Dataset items
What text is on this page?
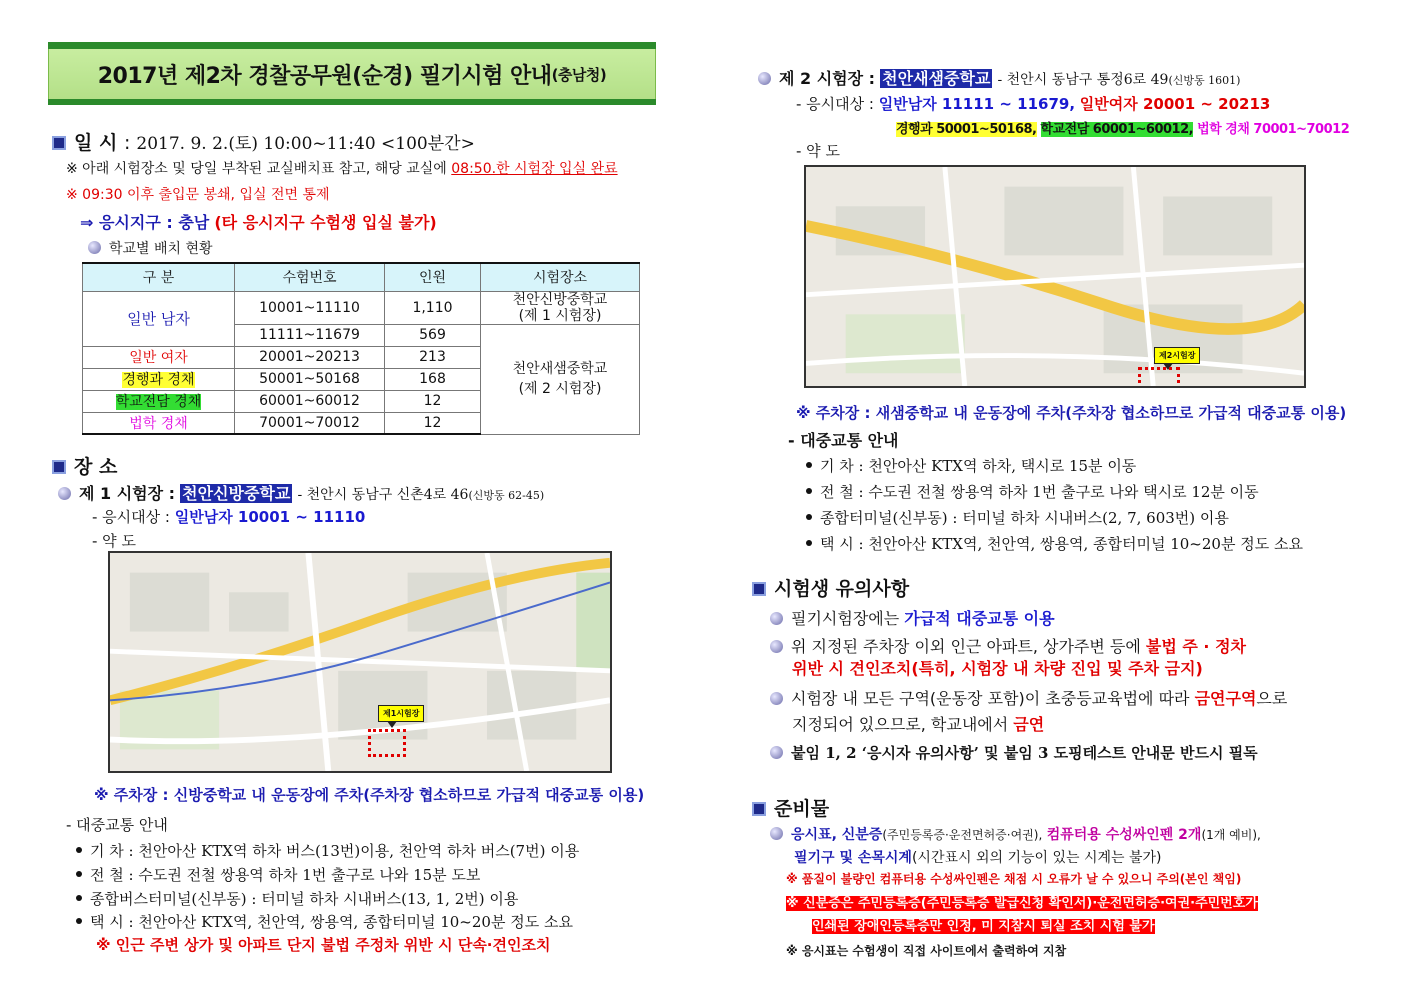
2017년 제2차 경찰공무원(순경) 필기시험 안내 (충남청)
일 시 : 2017. 9. 2.(토) 10:00~11:40 <100분간>
※ 아래 시험장소 및 당일 부착된 교실배치표 참고, 해당 교실에 08:50.한 시험장 입실 완료
※ 09:30 이후 출입문 봉쇄, 입실 전면 통제
⇒ 응시지구 : 충남 (타 응시지구 수험생 입실 불가)
학교별 배치 현황
구 분	수험번호	인원	시험장소
일반 남자	10001~11110	1,110	천안신방중학교
(제 1 시험장)

	11111~11679	569	천안새샘중학교
(제 2 시험장)

일반 여자	20001~20213	213	
경행과 경채	50001~50168	168	
학교전담 경채	60001~60012	12	
법학 경채	70001~70012	12	
장 소
제 1 시험장 : 천안신방중학교 - 천안시 동남구 신촌4로 46(신방동 62-45)
- 응시대상 : 일반남자 10001 ~ 11110
- 약 도
제1시험장
※ 주차장 : 신방중학교 내 운동장에 주차(주차장 협소하므로 가급적 대중교통 이용)
- 대중교통 안내
기 차 : 천안아산 KTX역 하차 버스(13번)이용, 천안역 하차 버스(7번) 이용
전 철 : 수도권 전철 쌍용역 하차 1번 출구로 나와 15분 도보
종합버스터미널(신부동) : 터미널 하차 시내버스(13, 1, 2번) 이용
택 시 : 천안아산 KTX역, 천안역, 쌍용역, 종합터미널 10~20분 정도 소요
※ 인근 주변 상가 및 아파트 단지 불법 주정차 위반 시 단속·견인조치
제 2 시험장 : 천안새샘중학교 - 천안시 동남구 통정6로 49(신방동 1601)
- 응시대상 : 일반남자 11111 ~ 11679, 일반여자 20001 ~ 20213
경행과 50001~50168, 학교전담 60001~60012, 법학 경채 70001~70012
- 약 도
제2시험장
※ 주차장 : 새샘중학교 내 운동장에 주차(주차장 협소하므로 가급적 대중교통 이용)
- 대중교통 안내
기 차 : 천안아산 KTX역 하차, 택시로 15분 이동
전 철 : 수도권 전철 쌍용역 하차 1번 출구로 나와 택시로 12분 이동
종합터미널(신부동) : 터미널 하차 시내버스(2, 7, 603번) 이용
택 시 : 천안아산 KTX역, 천안역, 쌍용역, 종합터미널 10~20분 정도 소요
시험생 유의사항
필기시험장에는 가급적 대중교통 이용
위 지정된 주차장 이외 인근 아파트, 상가주변 등에 불법 주 · 정차
위반 시 견인조치(특히, 시험장 내 차량 진입 및 주차 금지)
시험장 내 모든 구역(운동장 포함)이 초중등교육법에 따라 금연구역으로
지정되어 있으므로, 학교내에서 금연
붙임 1, 2 ‘응시자 유의사항’ 및 붙임 3 도핑테스트 안내문 반드시 필독
준비물
응시표, 신분증(주민등록증·운전면허증·여권), 컴퓨터용 수성싸인펜 2개(1개 예비),
필기구 및 손목시계(시간표시 외의 기능이 있는 시계는 불가)
※ 품질이 불량인 컴퓨터용 수성싸인펜은 채점 시 오류가 날 수 있으니 주의(본인 책임)
※ 신분증은 주민등록증(주민등록증 발급신청 확인서)·운전면허증·여권·주민번호가
인쇄된 장애인등록증만 인정, 미 지참시 퇴실 조치 시험 불가
※ 응시표는 수험생이 직접 사이트에서 출력하여 지참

#### [REQUEST]
Repeat the listing in full and exactly. Do not include any images.

#### [RESPONSE]
What text is on this page?
2017년 제2차 경찰공무원(순경) 필기시험 안내 (충남청)
일 시 : 2017. 9. 2.(토) 10:00~11:40 <100분간>
※ 아래 시험장소 및 당일 부착된 교실배치표 참고, 해당 교실에 08:50.한 시험장 입실 완료
※ 09:30 이후 출입문 봉쇄, 입실 전면 통제
⇒ 응시지구 : 충남 (타 응시지구 수험생 입실 불가)
학교별 배치 현황
구 분	수험번호	인원	시험장소
일반 남자	10001~11110	1,110	천안신방중학교
(제 1 시험장)

	11111~11679	569	천안새샘중학교
(제 2 시험장)

일반 여자	20001~20213	213	
경행과 경채	50001~50168	168	
학교전담 경채	60001~60012	12	
법학 경채	70001~70012	12	
장 소
제 1 시험장 : 천안신방중학교 - 천안시 동남구 신촌4로 46(신방동 62-45)
- 응시대상 : 일반남자 10001 ~ 11110
- 약 도
제1시험장
※ 주차장 : 신방중학교 내 운동장에 주차(주차장 협소하므로 가급적 대중교통 이용)
- 대중교통 안내
기 차 : 천안아산 KTX역 하차 버스(13번)이용, 천안역 하차 버스(7번) 이용
전 철 : 수도권 전철 쌍용역 하차 1번 출구로 나와 15분 도보
종합버스터미널(신부동) : 터미널 하차 시내버스(13, 1, 2번) 이용
택 시 : 천안아산 KTX역, 천안역, 쌍용역, 종합터미널 10~20분 정도 소요
※ 인근 주변 상가 및 아파트 단지 불법 주정차 위반 시 단속·견인조치
제 2 시험장 : 천안새샘중학교 - 천안시 동남구 통정6로 49(신방동 1601)
- 응시대상 : 일반남자 11111 ~ 11679, 일반여자 20001 ~ 20213
경행과 50001~50168, 학교전담 60001~60012, 법학 경채 70001~70012
- 약 도
제2시험장
※ 주차장 : 새샘중학교 내 운동장에 주차(주차장 협소하므로 가급적 대중교통 이용)
- 대중교통 안내
기 차 : 천안아산 KTX역 하차, 택시로 15분 이동
전 철 : 수도권 전철 쌍용역 하차 1번 출구로 나와 택시로 12분 이동
종합터미널(신부동) : 터미널 하차 시내버스(2, 7, 603번) 이용
택 시 : 천안아산 KTX역, 천안역, 쌍용역, 종합터미널 10~20분 정도 소요
시험생 유의사항
필기시험장에는 가급적 대중교통 이용
위 지정된 주차장 이외 인근 아파트, 상가주변 등에 불법 주 · 정차
위반 시 견인조치(특히, 시험장 내 차량 진입 및 주차 금지)
시험장 내 모든 구역(운동장 포함)이 초중등교육법에 따라 금연구역으로
지정되어 있으므로, 학교내에서 금연
붙임 1, 2 ‘응시자 유의사항’ 및 붙임 3 도핑테스트 안내문 반드시 필독
준비물
응시표, 신분증(주민등록증·운전면허증·여권), 컴퓨터용 수성싸인펜 2개(1개 예비),
필기구 및 손목시계(시간표시 외의 기능이 있는 시계는 불가)
※ 품질이 불량인 컴퓨터용 수성싸인펜은 채점 시 오류가 날 수 있으니 주의(본인 책임)
※ 신분증은 주민등록증(주민등록증 발급신청 확인서)·운전면허증·여권·주민번호가
인쇄된 장애인등록증만 인정, 미 지참시 퇴실 조치 시험 불가
※ 응시표는 수험생이 직접 사이트에서 출력하여 지참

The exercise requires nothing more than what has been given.